» ASSIGNED TASK:
Your task is to transcribe the data in full.
##### STORED DATA
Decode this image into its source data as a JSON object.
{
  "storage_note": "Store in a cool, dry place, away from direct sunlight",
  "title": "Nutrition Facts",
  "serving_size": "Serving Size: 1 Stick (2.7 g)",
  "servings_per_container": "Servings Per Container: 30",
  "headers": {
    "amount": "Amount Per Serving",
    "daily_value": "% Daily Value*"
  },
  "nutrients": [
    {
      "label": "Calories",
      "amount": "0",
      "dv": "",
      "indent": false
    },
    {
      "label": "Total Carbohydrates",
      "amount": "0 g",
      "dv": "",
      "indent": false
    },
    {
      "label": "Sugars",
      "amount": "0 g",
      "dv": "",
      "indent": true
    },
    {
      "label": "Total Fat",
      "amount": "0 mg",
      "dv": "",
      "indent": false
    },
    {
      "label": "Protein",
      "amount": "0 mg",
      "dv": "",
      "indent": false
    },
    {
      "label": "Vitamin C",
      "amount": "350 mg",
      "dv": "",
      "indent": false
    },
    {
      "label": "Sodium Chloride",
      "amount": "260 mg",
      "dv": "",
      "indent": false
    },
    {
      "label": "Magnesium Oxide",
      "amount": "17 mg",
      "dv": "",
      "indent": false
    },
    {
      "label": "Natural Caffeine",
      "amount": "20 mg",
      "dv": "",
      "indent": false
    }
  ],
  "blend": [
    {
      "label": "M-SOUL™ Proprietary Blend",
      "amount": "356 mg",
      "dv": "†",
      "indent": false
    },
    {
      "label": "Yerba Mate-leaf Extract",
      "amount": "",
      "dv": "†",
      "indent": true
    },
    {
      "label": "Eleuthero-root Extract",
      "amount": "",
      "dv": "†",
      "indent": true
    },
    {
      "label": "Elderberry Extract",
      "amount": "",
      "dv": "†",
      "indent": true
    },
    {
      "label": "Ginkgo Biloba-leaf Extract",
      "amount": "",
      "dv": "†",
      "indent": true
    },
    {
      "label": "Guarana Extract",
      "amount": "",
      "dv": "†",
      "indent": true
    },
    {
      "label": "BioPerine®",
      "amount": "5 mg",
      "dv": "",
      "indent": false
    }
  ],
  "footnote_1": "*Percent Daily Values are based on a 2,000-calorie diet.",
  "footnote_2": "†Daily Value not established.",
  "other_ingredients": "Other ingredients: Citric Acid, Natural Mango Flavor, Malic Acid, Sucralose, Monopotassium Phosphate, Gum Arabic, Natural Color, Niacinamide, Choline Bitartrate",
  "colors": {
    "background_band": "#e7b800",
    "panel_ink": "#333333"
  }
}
##########
» OUTPUT:
Decode this image into its source data as a JSON object.
{
  "storage_note": "Store in a cool, dry place, away from direct sunlight",
  "title": "Nutrition Facts",
  "serving_size": "Serving Size: 1 Stick (2.7 g)",
  "servings_per_container": "Servings Per Container: 30",
  "headers": {
    "amount": "Amount Per Serving",
    "daily_value": "% Daily Value*"
  },
  "nutrients": [
    {
      "label": "Calories",
      "amount": "0",
      "dv": "",
      "indent": false
    },
    {
      "label": "Total Carbohydrates",
      "amount": "0 g",
      "dv": "",
      "indent": false
    },
    {
      "label": "Sugars",
      "amount": "0 g",
      "dv": "",
      "indent": true
    },
    {
      "label": "Total Fat",
      "amount": "0 mg",
      "dv": "",
      "indent": false
    },
    {
      "label": "Protein",
      "amount": "0 mg",
      "dv": "",
      "indent": false
    },
    {
      "label": "Vitamin C",
      "amount": "350 mg",
      "dv": "",
      "indent": false
    },
    {
      "label": "Sodium Chloride",
      "amount": "260 mg",
      "dv": "",
      "indent": false
    },
    {
      "label": "Magnesium Oxide",
      "amount": "17 mg",
      "dv": "",
      "indent": false
    },
    {
      "label": "Natural Caffeine",
      "amount": "20 mg",
      "dv": "",
      "indent": false
    }
  ],
  "blend": [
    {
      "label": "M-SOUL™ Proprietary Blend",
      "amount": "356 mg",
      "dv": "†",
      "indent": false
    },
    {
      "label": "Yerba Mate-leaf Extract",
      "amount": "",
      "dv": "†",
      "indent": true
    },
    {
      "label": "Eleuthero-root Extract",
      "amount": "",
      "dv": "†",
      "indent": true
    },
    {
      "label": "Elderberry Extract",
      "amount": "",
      "dv": "†",
      "indent": true
    },
    {
      "label": "Ginkgo Biloba-leaf Extract",
      "amount": "",
      "dv": "†",
      "indent": true
    },
    {
      "label": "Guarana Extract",
      "amount": "",
      "dv": "†",
      "indent": true
    },
    {
      "label": "BioPerine®",
      "amount": "5 mg",
      "dv": "",
      "indent": false
    }
  ],
  "footnote_1": "*Percent Daily Values are based on a 2,000-calorie diet.",
  "footnote_2": "†Daily Value not established.",
  "other_ingredients": "Other ingredients: Citric Acid, Natural Mango Flavor, Malic Acid, Sucralose, Monopotassium Phosphate, Gum Arabic, Natural Color, Niacinamide, Choline Bitartrate",
  "colors": {
    "background_band": "#e7b800",
    "panel_ink": "#333333"
  }
}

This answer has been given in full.